#### [AIM]
Images appear in the records below; leave them out and repeat everything else exactly.

[START RECORDS SHOWN]

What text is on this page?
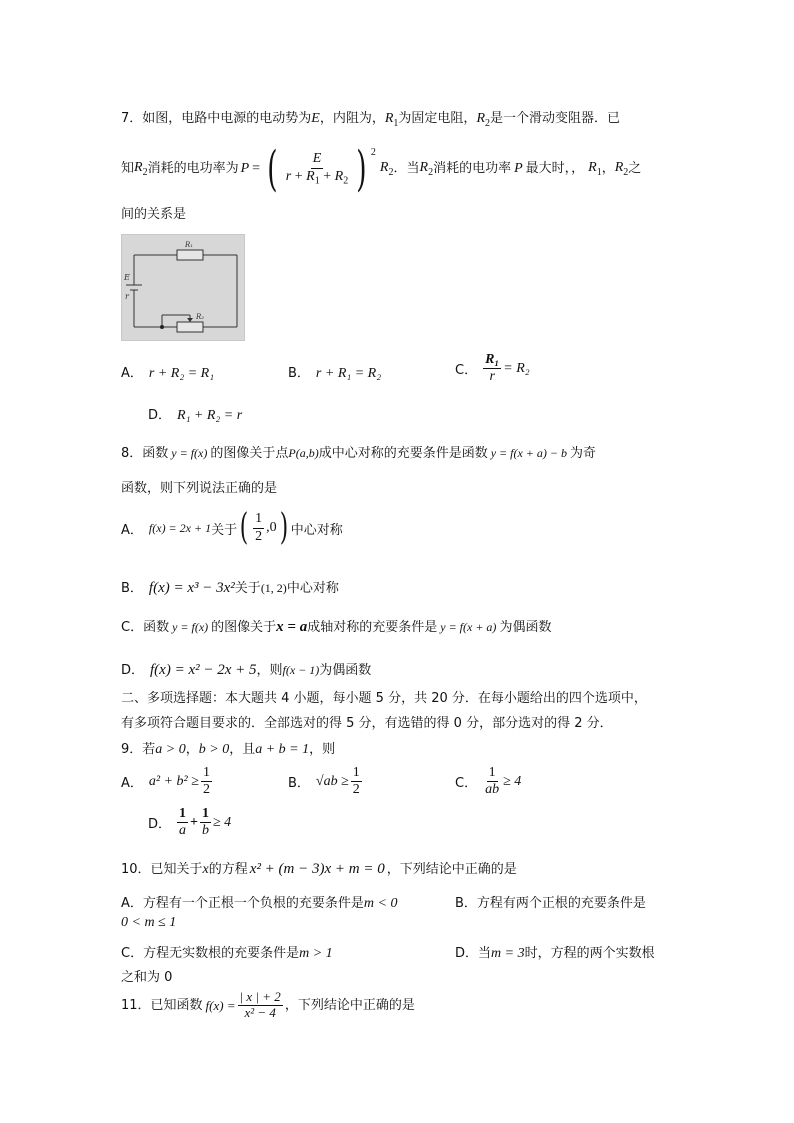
7．如图，电路中电源的电动势为E，内阻为，$R_1$为固定电阻，$R_2$是一个滑动变阻器．已
知 $R_2$ 消耗的电功率为 P = ( $\frac{E}{r + R_1 + R_2}$ ) 2
$R_2$ ．当 $R_2$ 消耗的电功率 P 最大时，， $R_1$ ， $R_2$ 之
间的关系是
R₁
E
r
R₂
A． r + R₂ = R₁	B． r + R₁ = R₂	C． $\frac{\text{R₁}}{r} = R_2$
D． R₁ + R₂ = r
8．函数 y = f(x) 的图像关于点P(a,b)成中心对称的充要条件是函数 y = f(x + a) − b 为奇
函数，则下列说法正确的是
A． f(x) = 2x + 1 关于 ( $\frac{1}{2} ,0$ ) 中心对称
B． f(x) = x³ − 3x²关于(1, 2)中心对称
C．函数 y = f(x) 的图像关于x = a成轴对称的充要条件是 y = f(x + a) 为偶函数
D． f(x) = x² − 2x + 5，则f(x − 1)为偶函数
二、多项选择题：本大题共 4 小题，每小题 5 分，共 20 分．在每小题给出的四个选项中，
有多项符合题目要求的．全部选对的得 5 分，有选错的得 0 分，部分选对的得 2 分．
9．若a > 0，b > 0，且a + b = 1，则
A． $a^2 + b^2 \ge \frac{1}{2}$	B． $√ab \ge \frac{1}{2}$	C． $\frac{1}{ab} \ge 4$
D． $\frac{1}{a} + \frac{1}{b} \ge 4$
10．已知关于x的方程 x² + (m − 3)x + m = 0 ，下列结论中正确的是
A．方程有一个正根一个负根的充要条件是m < 0	B．方程有两个正根的充要条件是
0 < m ≤ 1
C．方程无实数根的充要条件是m > 1	D．当m = 3时，方程的两个实数根
之和为 0
11．已知函数 $f(x) = \frac{| x | + 2}{\text{x² − 4}}$ ，下列结论中正确的是
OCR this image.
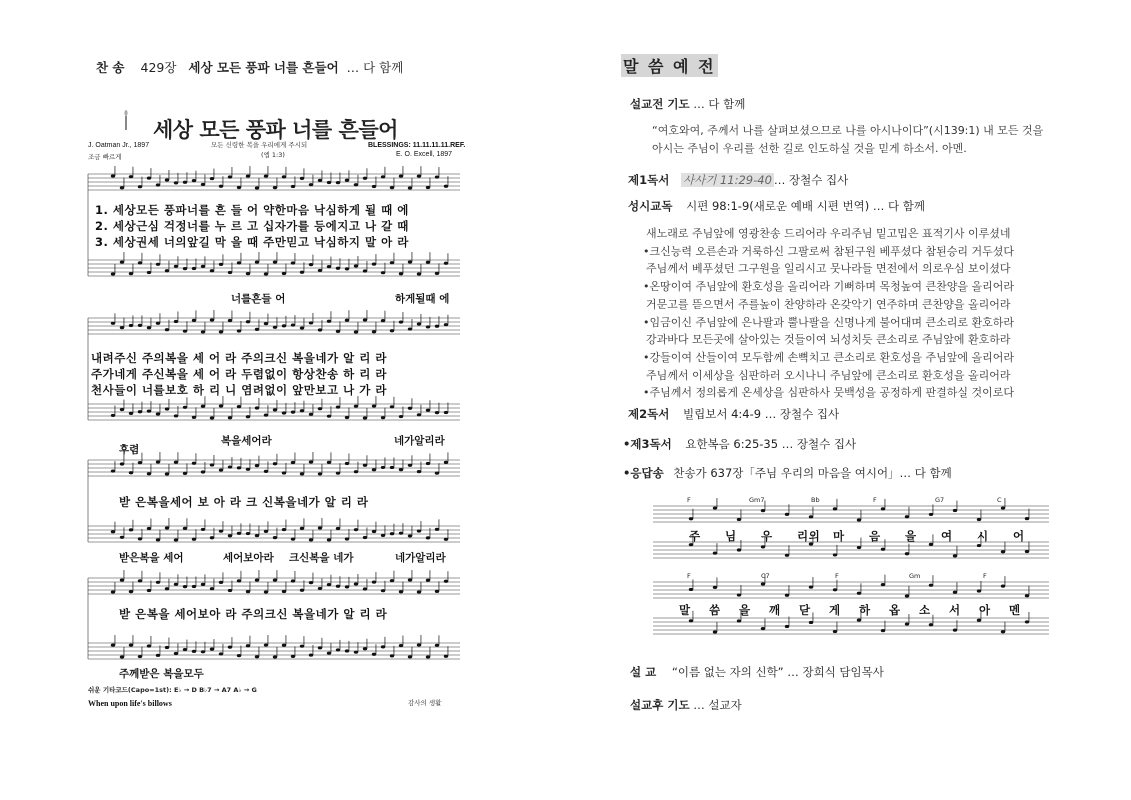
찬 송 429장 세상 모든 풍파 너를 흔들어 … 다 함께
세상 모든 풍파 너를 흔들어
J. Oatman Jr., 1897	모든 신령한 복을 우리에게 주시되
(엡 1:3)
BLESSINGS: 11.11.11.11.REF.
E. O. Excell, 1897
조금 빠르게
1. 세상모든 풍파너를 흔 들 어 약한마음 낙심하게 될 때 에
2. 세상근심 걱정너를 누 르 고 십자가를 등에지고 나 갈 때
3. 세상권세 너의앞길 막 을 때 주만믿고 낙심하지 말 아 라
너를흔들 어	하게될때 에
내려주신 주의복을 세 어 라 주의크신 복을네가 알 리 라
주가네게 주신복을 세 어 라 두렴없이 항상찬송 하 리 라
천사들이 너를보호 하 리 니 염려없이 앞만보고 나 가 라
복을세어라	네가알리라
후렴
받 은복을세어 보 아 라 크 신복을네가 알 리 라
받은복을 세어	세어보아라 크신복을 네가	네가알리라
받 은복을 세어보아 라 주의크신 복을네가 알 리 라
주께받은 복을모두
쉬운 기타코드(Capo=1st): E♭ → D B♭7 → A7 A♭ → G
When upon life's billows	감사의 생활
말 씀 예 전
설교전 기도 … 다 함께
“여호와여, 주께서 나를 살펴보셨으므로 나를 아시나이다”(시139:1) 내 모든 것을
아시는 주님이 우리를 선한 길로 인도하실 것을 믿게 하소서. 아멘.
제1독서 사사기 11:29-40 … 장철수 집사
성시교독 시편 98:1-9(새로운 예배 시편 번역) … 다 함께
새노래로 주님앞에 영광찬송 드리어라 우리주님 밑고밉은 표적기사 이루셨네
•크신능력 오른손과 거룩하신 그팔로써 참된구원 베푸셨다 참된승리 거두셨다
주님께서 베푸셨던 그구원을 일리시고 뭇나라들 면전에서 의로우심 보이셨다
•온땅이여 주님앞에 환호성을 올리어라 기뻐하며 목청높여 큰찬양을 올리어라
거문고를 뜯으면서 주를높이 찬양하라 온갖악기 연주하며 큰찬양을 올리어라
•임금이신 주님앞에 은나팔과 뿔나팔을 신명나게 불어대며 큰소리로 환호하라
강과바다 모든곳에 살아있는 것들이여 뇌성치듯 큰소리로 주님앞에 환호하라
•강들이여 산들이여 모두함께 손뼉치고 큰소리로 환호성을 주님앞에 올리어라
주님께서 이세상을 심판하러 오시나니 주님앞에 큰소리로 환호성을 올리어라
•주님께서 정의롭게 온세상을 심판하사 뭇백성을 공정하게 판결하실 것이로다
제2독서 빌립보서 4:4-9 … 장철수 집사
•제3독서 요한복음 6:25-35 … 장철수 집사
•응답송 찬송가 637장「주님 우리의 마음을 여시어」… 다 함께
주 님 우 리의 마 음 을 여 시 어
말 씀 을 깨 닫 게 하 옵 소 서 아 멘
F	Gm7	Bb	F	G7	C
F	C7	F	Gm	F
설 교 “이름 없는 자의 신학” … 장희식 담임목사
설교후 기도 … 설교자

[END RECORDS SHOWN]

#### [WRITTEN RESPONSE]
What text is on this page?
7．如图，电路中电源的电动势为E，内阻为，$R_1$为固定电阻，$R_2$是一个滑动变阻器．已
知 $R_2$ 消耗的电功率为 P = ( $\frac{E}{r + R_1 + R_2}$ ) 2
$R_2$ ．当 $R_2$ 消耗的电功率 P 最大时，， $R_1$ ， $R_2$ 之
间的关系是
R₁
E
r
R₂
A． r + R₂ = R₁	B． r + R₁ = R₂	C． $\frac{\text{R₁}}{r} = R_2$
D． R₁ + R₂ = r
8．函数 y = f(x) 的图像关于点P(a,b)成中心对称的充要条件是函数 y = f(x + a) − b 为奇
函数，则下列说法正确的是
A． f(x) = 2x + 1 关于 ( $\frac{1}{2} ,0$ ) 中心对称
B． f(x) = x³ − 3x²关于(1, 2)中心对称
C．函数 y = f(x) 的图像关于x = a成轴对称的充要条件是 y = f(x + a) 为偶函数
D． f(x) = x² − 2x + 5，则f(x − 1)为偶函数
二、多项选择题：本大题共 4 小题，每小题 5 分，共 20 分．在每小题给出的四个选项中，
有多项符合题目要求的．全部选对的得 5 分，有选错的得 0 分，部分选对的得 2 分．
9．若a > 0，b > 0，且a + b = 1，则
A． $a^2 + b^2 \ge \frac{1}{2}$	B． $√ab \ge \frac{1}{2}$	C． $\frac{1}{ab} \ge 4$
D． $\frac{1}{a} + \frac{1}{b} \ge 4$
10．已知关于x的方程 x² + (m − 3)x + m = 0 ，下列结论中正确的是
A．方程有一个正根一个负根的充要条件是m < 0	B．方程有两个正根的充要条件是
0 < m ≤ 1
C．方程无实数根的充要条件是m > 1	D．当m = 3时，方程的两个实数根
之和为 0
11．已知函数 $f(x) = \frac{| x | + 2}{\text{x² − 4}}$ ，下列结论中正确的是
OCR this image.
찬 송 429장 세상 모든 풍파 너를 흔들어 … 다 함께
세상 모든 풍파 너를 흔들어
J. Oatman Jr., 1897	모든 신령한 복을 우리에게 주시되
(엡 1:3)
BLESSINGS: 11.11.11.11.REF.
E. O. Excell, 1897
조금 빠르게
1. 세상모든 풍파너를 흔 들 어 약한마음 낙심하게 될 때 에
2. 세상근심 걱정너를 누 르 고 십자가를 등에지고 나 갈 때
3. 세상권세 너의앞길 막 을 때 주만믿고 낙심하지 말 아 라
너를흔들 어	하게될때 에
내려주신 주의복을 세 어 라 주의크신 복을네가 알 리 라
주가네게 주신복을 세 어 라 두렴없이 항상찬송 하 리 라
천사들이 너를보호 하 리 니 염려없이 앞만보고 나 가 라
복을세어라	네가알리라
후렴
받 은복을세어 보 아 라 크 신복을네가 알 리 라
받은복을 세어	세어보아라 크신복을 네가	네가알리라
받 은복을 세어보아 라 주의크신 복을네가 알 리 라
주께받은 복을모두
쉬운 기타코드(Capo=1st): E♭ → D B♭7 → A7 A♭ → G
When upon life's billows	감사의 생활
말 씀 예 전
설교전 기도 … 다 함께
“여호와여, 주께서 나를 살펴보셨으므로 나를 아시나이다”(시139:1) 내 모든 것을
아시는 주님이 우리를 선한 길로 인도하실 것을 믿게 하소서. 아멘.
제1독서 사사기 11:29-40 … 장철수 집사
성시교독 시편 98:1-9(새로운 예배 시편 번역) … 다 함께
새노래로 주님앞에 영광찬송 드리어라 우리주님 밑고밉은 표적기사 이루셨네
•크신능력 오른손과 거룩하신 그팔로써 참된구원 베푸셨다 참된승리 거두셨다
주님께서 베푸셨던 그구원을 일리시고 뭇나라들 면전에서 의로우심 보이셨다
•온땅이여 주님앞에 환호성을 올리어라 기뻐하며 목청높여 큰찬양을 올리어라
거문고를 뜯으면서 주를높이 찬양하라 온갖악기 연주하며 큰찬양을 올리어라
•임금이신 주님앞에 은나팔과 뿔나팔을 신명나게 불어대며 큰소리로 환호하라
강과바다 모든곳에 살아있는 것들이여 뇌성치듯 큰소리로 주님앞에 환호하라
•강들이여 산들이여 모두함께 손뼉치고 큰소리로 환호성을 주님앞에 올리어라
주님께서 이세상을 심판하러 오시나니 주님앞에 큰소리로 환호성을 올리어라
•주님께서 정의롭게 온세상을 심판하사 뭇백성을 공정하게 판결하실 것이로다
제2독서 빌립보서 4:4-9 … 장철수 집사
•제3독서 요한복음 6:25-35 … 장철수 집사
•응답송 찬송가 637장「주님 우리의 마음을 여시어」… 다 함께
주 님 우 리의 마 음 을 여 시 어
말 씀 을 깨 닫 게 하 옵 소 서 아 멘
F	Gm7	Bb	F	G7	C
F	C7	F	Gm	F
설 교 “이름 없는 자의 신학” … 장희식 담임목사
설교후 기도 … 설교자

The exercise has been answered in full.